Exercise details:
Give a verbatim quotation of every record.

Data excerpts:
## START

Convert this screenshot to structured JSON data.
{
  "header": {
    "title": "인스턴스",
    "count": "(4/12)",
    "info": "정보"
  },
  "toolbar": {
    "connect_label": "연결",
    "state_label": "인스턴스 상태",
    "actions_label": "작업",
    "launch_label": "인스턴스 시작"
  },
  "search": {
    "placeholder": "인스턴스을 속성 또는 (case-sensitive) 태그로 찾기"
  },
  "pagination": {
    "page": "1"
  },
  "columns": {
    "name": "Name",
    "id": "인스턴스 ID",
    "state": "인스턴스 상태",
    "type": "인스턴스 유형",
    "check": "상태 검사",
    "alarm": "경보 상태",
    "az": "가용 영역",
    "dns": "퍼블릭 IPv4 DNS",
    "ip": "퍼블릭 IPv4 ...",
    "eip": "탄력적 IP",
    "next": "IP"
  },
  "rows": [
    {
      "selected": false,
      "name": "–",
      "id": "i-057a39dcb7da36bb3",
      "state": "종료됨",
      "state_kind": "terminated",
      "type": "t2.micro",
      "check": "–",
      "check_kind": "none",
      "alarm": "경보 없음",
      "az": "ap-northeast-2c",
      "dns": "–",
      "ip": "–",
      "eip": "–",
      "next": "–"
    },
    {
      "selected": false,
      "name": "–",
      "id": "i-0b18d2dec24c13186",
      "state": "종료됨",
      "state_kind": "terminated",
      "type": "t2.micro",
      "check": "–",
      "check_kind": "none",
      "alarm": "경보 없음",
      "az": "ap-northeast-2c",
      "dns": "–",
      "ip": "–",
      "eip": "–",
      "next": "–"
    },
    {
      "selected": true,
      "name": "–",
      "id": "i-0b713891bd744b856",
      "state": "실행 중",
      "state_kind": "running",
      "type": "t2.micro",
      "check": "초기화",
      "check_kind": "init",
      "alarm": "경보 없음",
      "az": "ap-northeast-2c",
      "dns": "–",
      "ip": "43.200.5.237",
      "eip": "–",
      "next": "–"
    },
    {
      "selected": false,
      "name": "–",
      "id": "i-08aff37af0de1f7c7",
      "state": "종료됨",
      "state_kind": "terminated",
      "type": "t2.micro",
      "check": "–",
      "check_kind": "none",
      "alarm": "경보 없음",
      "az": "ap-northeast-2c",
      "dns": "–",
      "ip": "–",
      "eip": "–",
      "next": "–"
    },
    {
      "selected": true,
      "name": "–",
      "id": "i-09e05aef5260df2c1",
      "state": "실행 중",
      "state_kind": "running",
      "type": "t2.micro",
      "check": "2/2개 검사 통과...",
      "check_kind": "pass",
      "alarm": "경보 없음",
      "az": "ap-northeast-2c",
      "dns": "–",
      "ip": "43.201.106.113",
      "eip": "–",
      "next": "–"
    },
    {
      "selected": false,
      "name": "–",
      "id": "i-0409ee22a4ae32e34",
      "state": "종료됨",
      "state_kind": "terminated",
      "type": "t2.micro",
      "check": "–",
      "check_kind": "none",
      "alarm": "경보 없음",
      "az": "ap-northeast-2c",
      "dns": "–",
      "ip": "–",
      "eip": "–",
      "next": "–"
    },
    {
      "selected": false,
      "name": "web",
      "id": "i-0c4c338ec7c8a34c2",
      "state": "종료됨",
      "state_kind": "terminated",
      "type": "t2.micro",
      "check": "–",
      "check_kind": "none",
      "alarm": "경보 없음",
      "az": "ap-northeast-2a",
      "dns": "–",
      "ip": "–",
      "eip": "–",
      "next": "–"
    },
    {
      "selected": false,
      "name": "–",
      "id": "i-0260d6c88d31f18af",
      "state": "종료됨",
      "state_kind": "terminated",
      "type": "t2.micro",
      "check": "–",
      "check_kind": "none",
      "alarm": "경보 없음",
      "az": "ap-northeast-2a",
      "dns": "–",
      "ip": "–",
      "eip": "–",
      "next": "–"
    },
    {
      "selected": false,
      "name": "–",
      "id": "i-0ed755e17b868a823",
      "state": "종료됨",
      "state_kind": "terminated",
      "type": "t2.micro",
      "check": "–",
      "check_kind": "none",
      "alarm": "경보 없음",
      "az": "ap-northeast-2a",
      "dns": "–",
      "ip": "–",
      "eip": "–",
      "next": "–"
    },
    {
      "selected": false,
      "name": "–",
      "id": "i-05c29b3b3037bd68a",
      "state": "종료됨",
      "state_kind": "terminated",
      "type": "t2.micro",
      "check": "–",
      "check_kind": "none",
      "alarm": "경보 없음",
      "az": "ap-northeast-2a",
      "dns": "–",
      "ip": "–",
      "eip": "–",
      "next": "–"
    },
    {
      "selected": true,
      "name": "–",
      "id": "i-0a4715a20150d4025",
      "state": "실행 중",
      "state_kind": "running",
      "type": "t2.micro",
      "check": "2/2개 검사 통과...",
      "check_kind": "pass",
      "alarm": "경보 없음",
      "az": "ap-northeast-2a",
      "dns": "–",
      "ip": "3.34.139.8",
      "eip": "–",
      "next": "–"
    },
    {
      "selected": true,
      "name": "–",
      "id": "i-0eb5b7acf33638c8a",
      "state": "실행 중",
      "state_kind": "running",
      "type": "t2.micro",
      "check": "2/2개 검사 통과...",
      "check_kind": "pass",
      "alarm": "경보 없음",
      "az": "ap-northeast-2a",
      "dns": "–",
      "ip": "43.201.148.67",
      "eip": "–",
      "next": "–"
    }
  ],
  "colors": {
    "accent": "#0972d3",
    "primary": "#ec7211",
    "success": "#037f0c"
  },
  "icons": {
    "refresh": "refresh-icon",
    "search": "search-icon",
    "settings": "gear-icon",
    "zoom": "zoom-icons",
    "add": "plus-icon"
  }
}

## END

Solution to the exercise:
Convert this screenshot to structured JSON data.
{
  "header": {
    "title": "인스턴스",
    "count": "(4/12)",
    "info": "정보"
  },
  "toolbar": {
    "connect_label": "연결",
    "state_label": "인스턴스 상태",
    "actions_label": "작업",
    "launch_label": "인스턴스 시작"
  },
  "search": {
    "placeholder": "인스턴스을 속성 또는 (case-sensitive) 태그로 찾기"
  },
  "pagination": {
    "page": "1"
  },
  "columns": {
    "name": "Name",
    "id": "인스턴스 ID",
    "state": "인스턴스 상태",
    "type": "인스턴스 유형",
    "check": "상태 검사",
    "alarm": "경보 상태",
    "az": "가용 영역",
    "dns": "퍼블릭 IPv4 DNS",
    "ip": "퍼블릭 IPv4 ...",
    "eip": "탄력적 IP",
    "next": "IP"
  },
  "rows": [
    {
      "selected": false,
      "name": "–",
      "id": "i-057a39dcb7da36bb3",
      "state": "종료됨",
      "state_kind": "terminated",
      "type": "t2.micro",
      "check": "–",
      "check_kind": "none",
      "alarm": "경보 없음",
      "az": "ap-northeast-2c",
      "dns": "–",
      "ip": "–",
      "eip": "–",
      "next": "–"
    },
    {
      "selected": false,
      "name": "–",
      "id": "i-0b18d2dec24c13186",
      "state": "종료됨",
      "state_kind": "terminated",
      "type": "t2.micro",
      "check": "–",
      "check_kind": "none",
      "alarm": "경보 없음",
      "az": "ap-northeast-2c",
      "dns": "–",
      "ip": "–",
      "eip": "–",
      "next": "–"
    },
    {
      "selected": true,
      "name": "–",
      "id": "i-0b713891bd744b856",
      "state": "실행 중",
      "state_kind": "running",
      "type": "t2.micro",
      "check": "초기화",
      "check_kind": "init",
      "alarm": "경보 없음",
      "az": "ap-northeast-2c",
      "dns": "–",
      "ip": "43.200.5.237",
      "eip": "–",
      "next": "–"
    },
    {
      "selected": false,
      "name": "–",
      "id": "i-08aff37af0de1f7c7",
      "state": "종료됨",
      "state_kind": "terminated",
      "type": "t2.micro",
      "check": "–",
      "check_kind": "none",
      "alarm": "경보 없음",
      "az": "ap-northeast-2c",
      "dns": "–",
      "ip": "–",
      "eip": "–",
      "next": "–"
    },
    {
      "selected": true,
      "name": "–",
      "id": "i-09e05aef5260df2c1",
      "state": "실행 중",
      "state_kind": "running",
      "type": "t2.micro",
      "check": "2/2개 검사 통과...",
      "check_kind": "pass",
      "alarm": "경보 없음",
      "az": "ap-northeast-2c",
      "dns": "–",
      "ip": "43.201.106.113",
      "eip": "–",
      "next": "–"
    },
    {
      "selected": false,
      "name": "–",
      "id": "i-0409ee22a4ae32e34",
      "state": "종료됨",
      "state_kind": "terminated",
      "type": "t2.micro",
      "check": "–",
      "check_kind": "none",
      "alarm": "경보 없음",
      "az": "ap-northeast-2c",
      "dns": "–",
      "ip": "–",
      "eip": "–",
      "next": "–"
    },
    {
      "selected": false,
      "name": "web",
      "id": "i-0c4c338ec7c8a34c2",
      "state": "종료됨",
      "state_kind": "terminated",
      "type": "t2.micro",
      "check": "–",
      "check_kind": "none",
      "alarm": "경보 없음",
      "az": "ap-northeast-2a",
      "dns": "–",
      "ip": "–",
      "eip": "–",
      "next": "–"
    },
    {
      "selected": false,
      "name": "–",
      "id": "i-0260d6c88d31f18af",
      "state": "종료됨",
      "state_kind": "terminated",
      "type": "t2.micro",
      "check": "–",
      "check_kind": "none",
      "alarm": "경보 없음",
      "az": "ap-northeast-2a",
      "dns": "–",
      "ip": "–",
      "eip": "–",
      "next": "–"
    },
    {
      "selected": false,
      "name": "–",
      "id": "i-0ed755e17b868a823",
      "state": "종료됨",
      "state_kind": "terminated",
      "type": "t2.micro",
      "check": "–",
      "check_kind": "none",
      "alarm": "경보 없음",
      "az": "ap-northeast-2a",
      "dns": "–",
      "ip": "–",
      "eip": "–",
      "next": "–"
    },
    {
      "selected": false,
      "name": "–",
      "id": "i-05c29b3b3037bd68a",
      "state": "종료됨",
      "state_kind": "terminated",
      "type": "t2.micro",
      "check": "–",
      "check_kind": "none",
      "alarm": "경보 없음",
      "az": "ap-northeast-2a",
      "dns": "–",
      "ip": "–",
      "eip": "–",
      "next": "–"
    },
    {
      "selected": true,
      "name": "–",
      "id": "i-0a4715a20150d4025",
      "state": "실행 중",
      "state_kind": "running",
      "type": "t2.micro",
      "check": "2/2개 검사 통과...",
      "check_kind": "pass",
      "alarm": "경보 없음",
      "az": "ap-northeast-2a",
      "dns": "–",
      "ip": "3.34.139.8",
      "eip": "–",
      "next": "–"
    },
    {
      "selected": true,
      "name": "–",
      "id": "i-0eb5b7acf33638c8a",
      "state": "실행 중",
      "state_kind": "running",
      "type": "t2.micro",
      "check": "2/2개 검사 통과...",
      "check_kind": "pass",
      "alarm": "경보 없음",
      "az": "ap-northeast-2a",
      "dns": "–",
      "ip": "43.201.148.67",
      "eip": "–",
      "next": "–"
    }
  ],
  "colors": {
    "accent": "#0972d3",
    "primary": "#ec7211",
    "success": "#037f0c"
  },
  "icons": {
    "refresh": "refresh-icon",
    "search": "search-icon",
    "settings": "gear-icon",
    "zoom": "zoom-icons",
    "add": "plus-icon"
  }
}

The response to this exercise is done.